### DIRECTIONS
Leave out the pictures, then reproduce the rest of the material exactly.

Recorded data

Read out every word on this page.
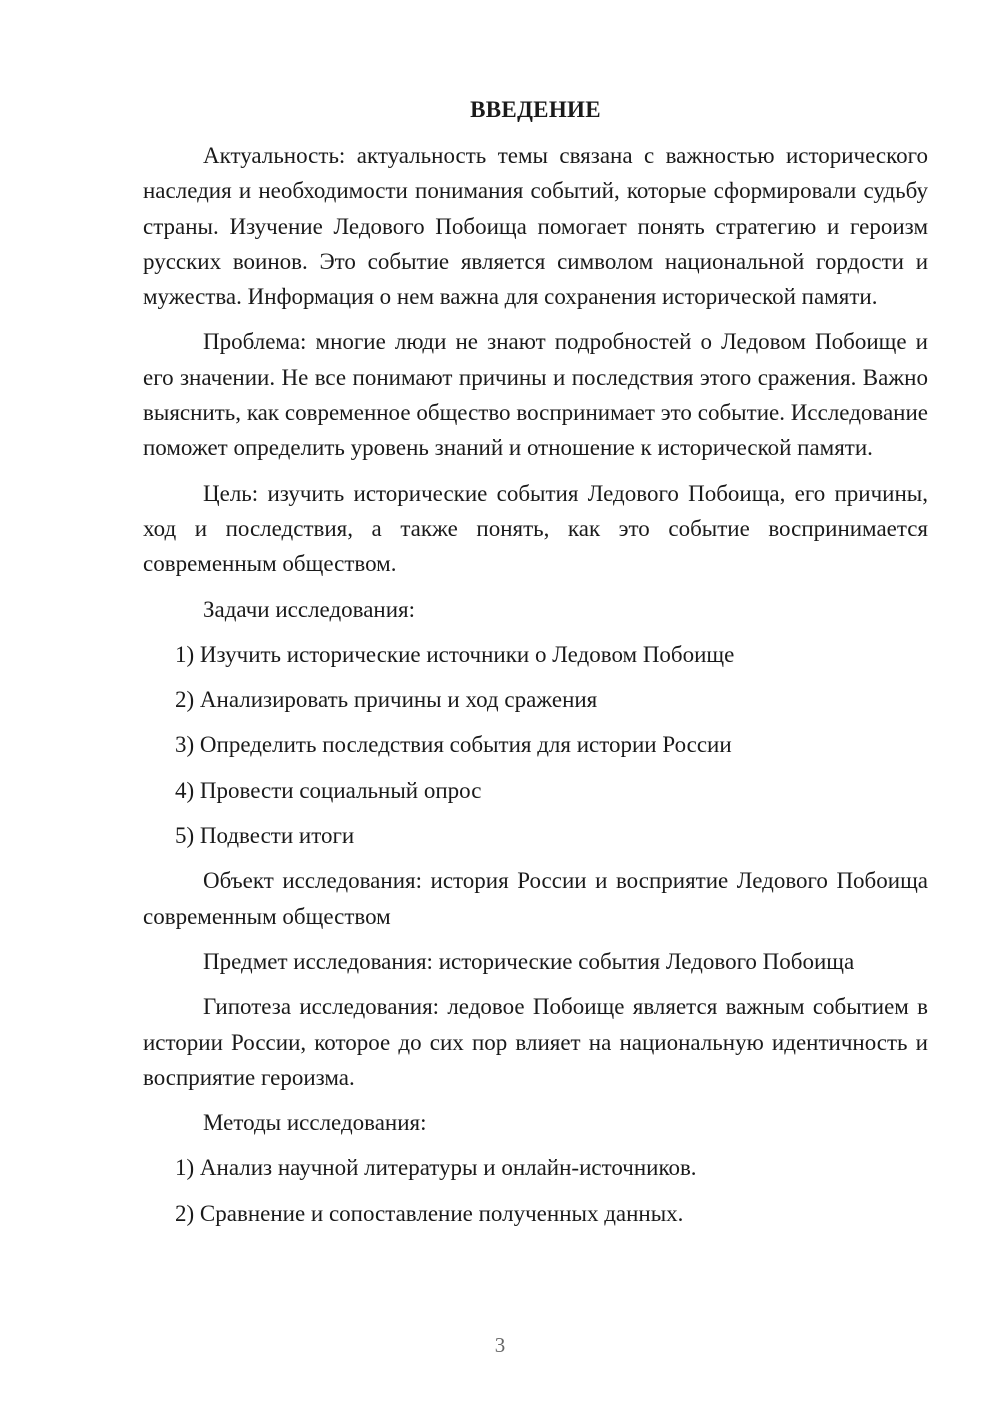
ВВЕДЕНИЕ

Актуальность: актуальность темы связана с важностью исторического наследия и необходимости понимания событий, которые сформировали судьбу страны. Изучение Ледового Побоища помогает понять стратегию и героизм русских воинов. Это событие является символом национальной гордости и мужества. Информация о нем важна для сохранения исторической памяти.

Проблема: многие люди не знают подробностей о Ледовом Побоище и его значении. Не все понимают причины и последствия этого сражения. Важно выяснить, как современное общество воспринимает это событие. Исследование поможет определить уровень знаний и отношение к исторической памяти.

Цель: изучить исторические события Ледового Побоища, его причины, ход и последствия, а также понять, как это событие воспринимается современным обществом.

Задачи исследования:
1) Изучить исторические источники о Ледовом Побоище
2) Анализировать причины и ход сражения
3) Определить последствия события для истории России
4) Провести социальный опрос
5) Подвести итоги

Объект исследования: история России и восприятие Ледового Побоища современным обществом

Предмет исследования: исторические события Ледового Побоища

Гипотеза исследования: ледовое Побоище является важным событием в истории России, которое до сих пор влияет на национальную идентичность и восприятие героизма.

Методы исследования:
1) Анализ научной литературы и онлайн-источников.
2) Сравнение и сопоставление полученных данных.
3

### EXERCISE SOLUTION
Read out every word on this page.
ВВЕДЕНИЕ

Актуальность: актуальность темы связана с важностью исторического наследия и необходимости понимания событий, которые сформировали судьбу страны. Изучение Ледового Побоища помогает понять стратегию и героизм русских воинов. Это событие является символом национальной гордости и мужества. Информация о нем важна для сохранения исторической памяти.

Проблема: многие люди не знают подробностей о Ледовом Побоище и его значении. Не все понимают причины и последствия этого сражения. Важно выяснить, как современное общество воспринимает это событие. Исследование поможет определить уровень знаний и отношение к исторической памяти.

Цель: изучить исторические события Ледового Побоища, его причины, ход и последствия, а также понять, как это событие воспринимается современным обществом.

Задачи исследования:
1) Изучить исторические источники о Ледовом Побоище
2) Анализировать причины и ход сражения
3) Определить последствия события для истории России
4) Провести социальный опрос
5) Подвести итоги

Объект исследования: история России и восприятие Ледового Побоища современным обществом

Предмет исследования: исторические события Ледового Побоища

Гипотеза исследования: ледовое Побоище является важным событием в истории России, которое до сих пор влияет на национальную идентичность и восприятие героизма.

Методы исследования:
1) Анализ научной литературы и онлайн-источников.
2) Сравнение и сопоставление полученных данных.
3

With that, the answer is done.